● Task objective: Each line containing the word "根据题意" should be found and copied.

----- Provided material -----

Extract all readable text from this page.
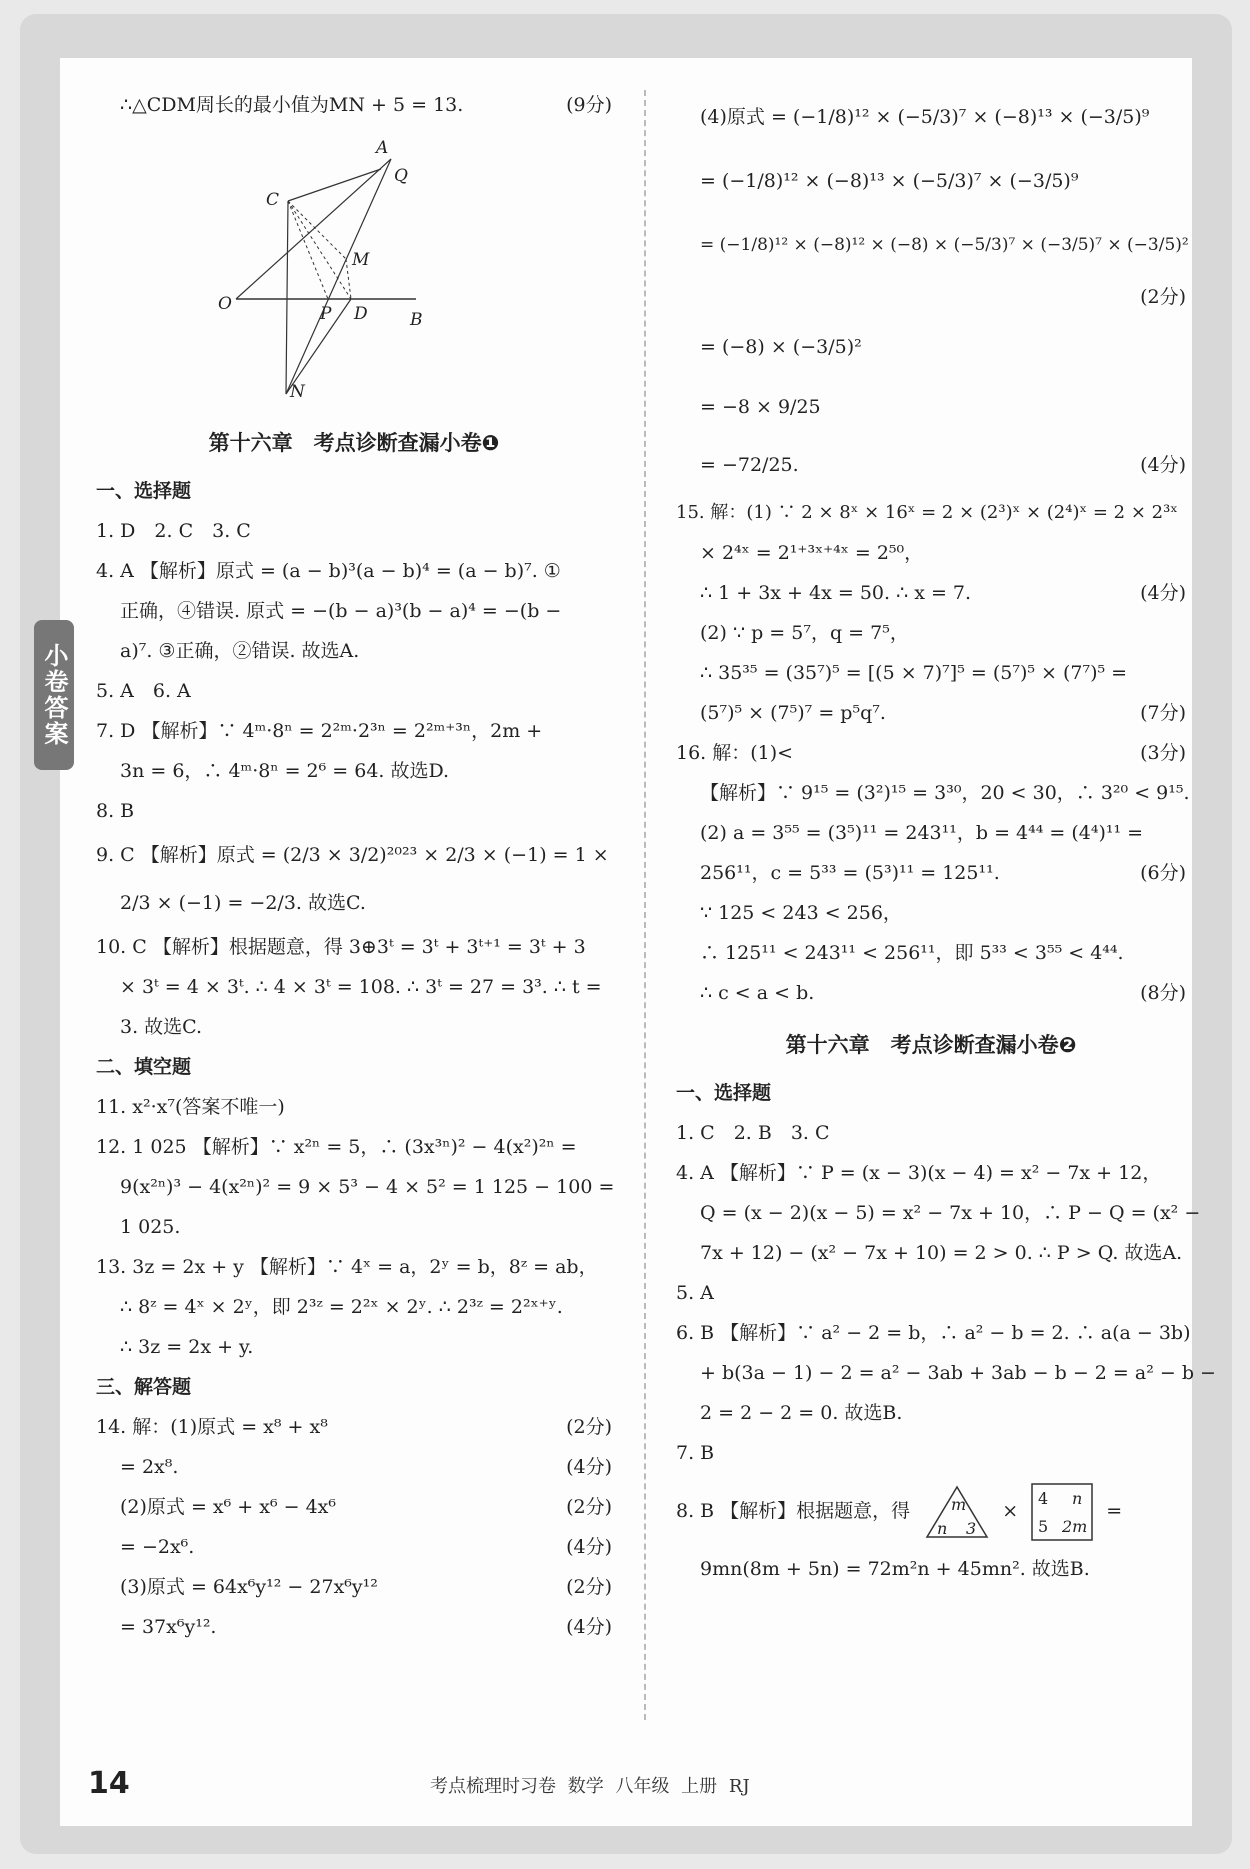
小卷答案
∴△CDM周长的最小值为MN + 5 = 13.	(9分)
A
Q
C
M
O	P D B
N
第十六章　考点诊断查漏小卷❶
一、选择题
1. D　2. C　3. C
4. A 【解析】原式 = (a − b)³(a − b)⁴ = (a − b)⁷. ①
正确，④错误. 原式 = −(b − a)³(b − a)⁴ = −(b −
a)⁷. ③正确，②错误. 故选A.
5. A　6. A
7. D 【解析】∵ 4ᵐ·8ⁿ = 2²ᵐ·2³ⁿ = 2²ᵐ⁺³ⁿ，2m +
3n = 6，∴ 4ᵐ·8ⁿ = 2⁶ = 64. 故选D.
8. B
9. C 【解析】原式 = (2/3 × 3/2)²⁰²³ × 2/3 × (−1) = 1 ×
2/3 × (−1) = −2/3. 故选C.
10. C 【解析】根据题意，得 3⊕3ᵗ = 3ᵗ + 3ᵗ⁺¹ = 3ᵗ + 3
× 3ᵗ = 4 × 3ᵗ. ∴ 4 × 3ᵗ = 108. ∴ 3ᵗ = 27 = 3³. ∴ t =
3. 故选C.
二、填空题
11. x²·x⁷(答案不唯一)
12. 1 025 【解析】∵ x²ⁿ = 5，∴ (3x³ⁿ)² − 4(x²)²ⁿ =
9(x²ⁿ)³ − 4(x²ⁿ)² = 9 × 5³ − 4 × 5² = 1 125 − 100 =
1 025.
13. 3z = 2x + y 【解析】∵ 4ˣ = a，2ʸ = b，8ᶻ = ab，
∴ 8ᶻ = 4ˣ × 2ʸ，即 2³ᶻ = 2²ˣ × 2ʸ. ∴ 2³ᶻ = 2²ˣ⁺ʸ.
∴ 3z = 2x + y.
三、解答题
14. 解：(1)原式 = x⁸ + x⁸	(2分)
= 2x⁸.	(4分)
(2)原式 = x⁶ + x⁶ − 4x⁶	(2分)
= −2x⁶.	(4分)
(3)原式 = 64x⁶y¹² − 27x⁶y¹²	(2分)
= 37x⁶y¹².	(4分)
(4)原式 = (−1/8)¹² × (−5/3)⁷ × (−8)¹³ × (−3/5)⁹
= (−1/8)¹² × (−8)¹³ × (−5/3)⁷ × (−3/5)⁹
= (−1/8)¹² × (−8)¹² × (−8) × (−5/3)⁷ × (−3/5)⁷ × (−3/5)²
(2分)

= (−8) × (−3/5)²
= −8 × 9/25
= −72/25.	(4分)
15. 解：(1) ∵ 2 × 8ˣ × 16ˣ = 2 × (2³)ˣ × (2⁴)ˣ = 2 × 2³ˣ
× 2⁴ˣ = 2¹⁺³ˣ⁺⁴ˣ = 2⁵⁰，
∴ 1 + 3x + 4x = 50. ∴ x = 7.	(4分)
(2) ∵ p = 5⁷，q = 7⁵，
∴ 35³⁵ = (35⁷)⁵ = [(5 × 7)⁷]⁵ = (5⁷)⁵ × (7⁷)⁵ =
(5⁷)⁵ × (7⁵)⁷ = p⁵q⁷.	(7分)
16. 解：(1)<	(3分)
【解析】∵ 9¹⁵ = (3²)¹⁵ = 3³⁰，20 < 30，∴ 3²⁰ < 9¹⁵.
(2) a = 3⁵⁵ = (3⁵)¹¹ = 243¹¹，b = 4⁴⁴ = (4⁴)¹¹ =
256¹¹，c = 5³³ = (5³)¹¹ = 125¹¹.	(6分)
∵ 125 < 243 < 256，
∴ 125¹¹ < 243¹¹ < 256¹¹，即 5³³ < 3⁵⁵ < 4⁴⁴.
∴ c < a < b.	(8分)
第十六章　考点诊断查漏小卷❷
一、选择题
1. C　2. B　3. C
4. A 【解析】∵ P = (x − 3)(x − 4) = x² − 7x + 12，
Q = (x − 2)(x − 5) = x² − 7x + 10，∴ P − Q = (x² −
7x + 12) − (x² − 7x + 10) = 2 > 0. ∴ P > Q. 故选A.
5. A
6. B 【解析】∵ a² − 2 = b，∴ a² − b = 2. ∴ a(a − 3b)
+ b(3a − 1) − 2 = a² − 3ab + 3ab − b − 2 = a² − b −
2 = 2 − 2 = 0. 故选B.
7. B
8. B 【解析】根据题意，得	m
n 3
×
4 n
5 2m
=
9mn(8m + 5n) = 72m²n + 45mn². 故选B.
14	考点梳理时习卷 数学 八年级 上册 RJ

-----

● Complete answer:
10. C 【解析】根据题意，得 3⊕3ᵗ = 3ᵗ + 3ᵗ⁺¹ = 3ᵗ + 3
8. B 【解析】根据题意，得	m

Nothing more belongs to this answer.